STATED PROBLEM: Isolate every line in the records below with "value" in it.
-*-
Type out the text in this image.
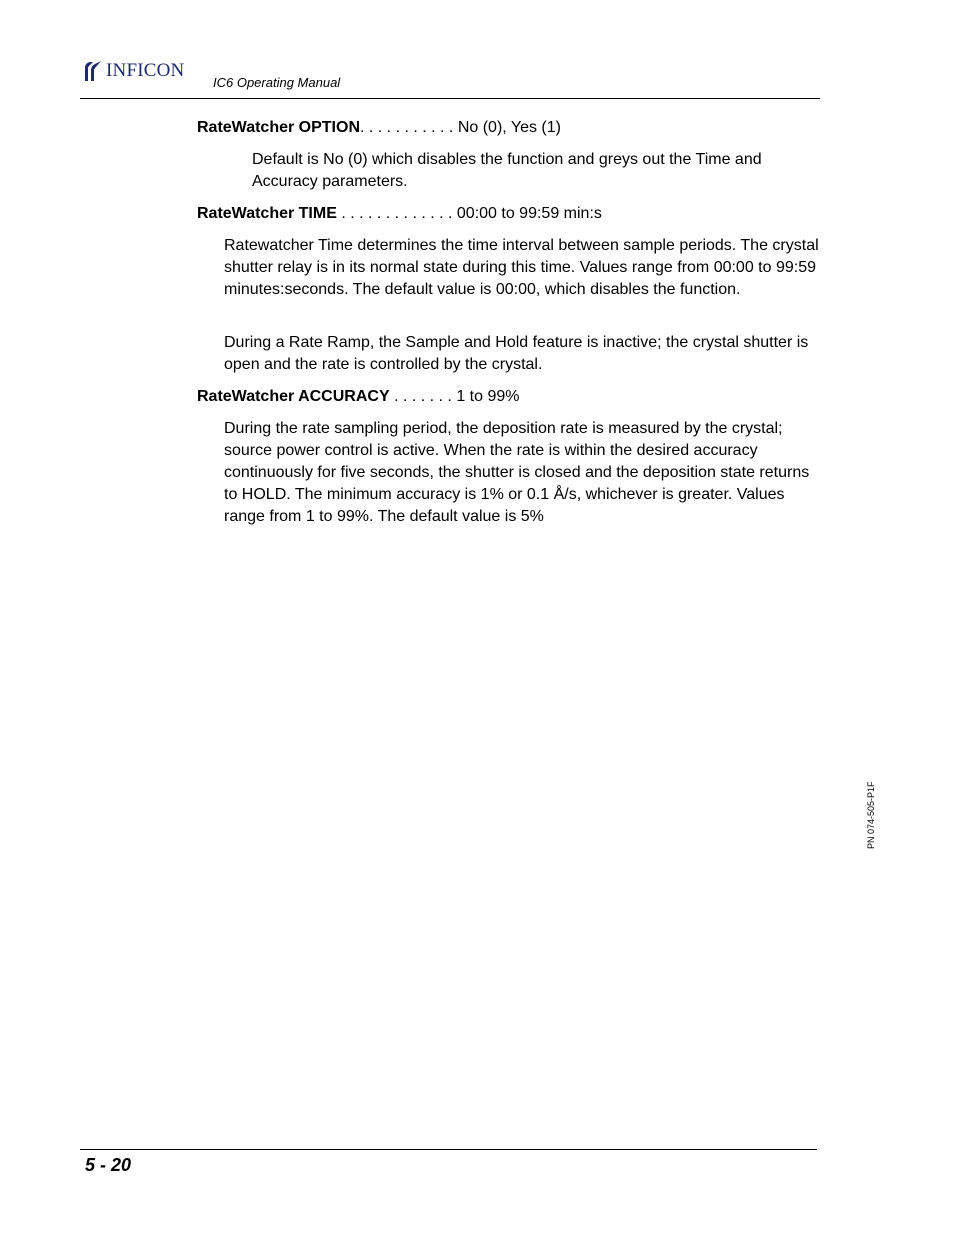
INFICON
IC6 Operating Manual
RateWatcher OPTION. . . . . . . . . . . No (0), Yes (1)

Default is No (0) which disables the function and greys out the Time and Accuracy parameters.

RateWatcher TIME . . . . . . . . . . . . . 00:00 to 99:59 min:s

Ratewatcher Time determines the time interval between sample periods. The crystal shutter relay is in its normal state during this time. Values range from 00:00 to 99:59 minutes:seconds. The default value is 00:00, which disables the function.

During a Rate Ramp, the Sample and Hold feature is inactive; the crystal shutter is open and the rate is controlled by the crystal.

RateWatcher ACCURACY . . . . . . . 1 to 99%

During the rate sampling period, the deposition rate is measured by the crystal; source power control is active. When the rate is within the desired accuracy continuously for five seconds, the shutter is closed and the deposition state returns to HOLD. The minimum accuracy is 1% or 0.1 Å/s, whichever is greater. Values range from 1 to 99%. The default value is 5%

PN 074-505-P1F
5 - 20
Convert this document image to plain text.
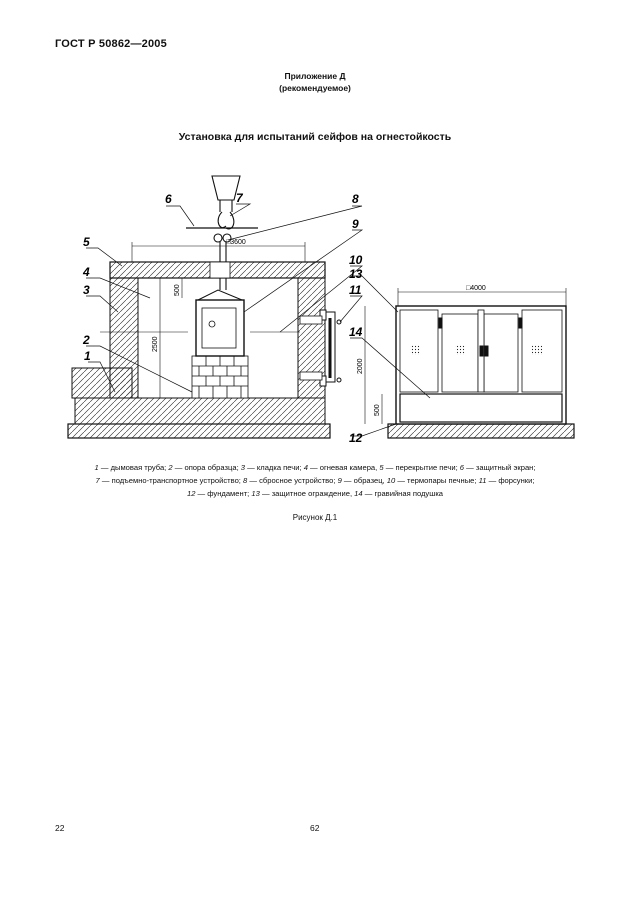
ГОСТ Р 50862—2005
Приложение Д
(рекомендуемое)
Установка для испытаний сейфов на огнестойкость
□3600
□4000
500
2500
2000
500
1
2
3
4
5
6	7	8
9
10
11
13
14
12
1 — дымовая труба; 2 — опора образца; 3 — кладка печи; 4 — огневая камера, 5 — перекрытие печи; 6 — защитный экран;
7 — подъемно-транспортное устройство; 8 — сбросное устройство; 9 — образец, 10 — термопары печные; 11 — форсунки;
12 — фундамент; 13 — защитное ограждение, 14 — гравийная подушка
Рисунок Д.1
22	62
-*-
TASK SOLUTION:
Ratewatcher Time determines the time interval between sample periods. The crystal shutter relay is in its normal state during this time. Values range from 00:00 to 99:59 minutes:seconds. The default value is 00:00, which disables the function.
During the rate sampling period, the deposition rate is measured by the crystal; source power control is active. When the rate is within the desired accuracy continuously for five seconds, the shutter is closed and the deposition state returns to HOLD. The minimum accuracy is 1% or 0.1 Å/s, whichever is greater. Values range from 1 to 99%. The default value is 5%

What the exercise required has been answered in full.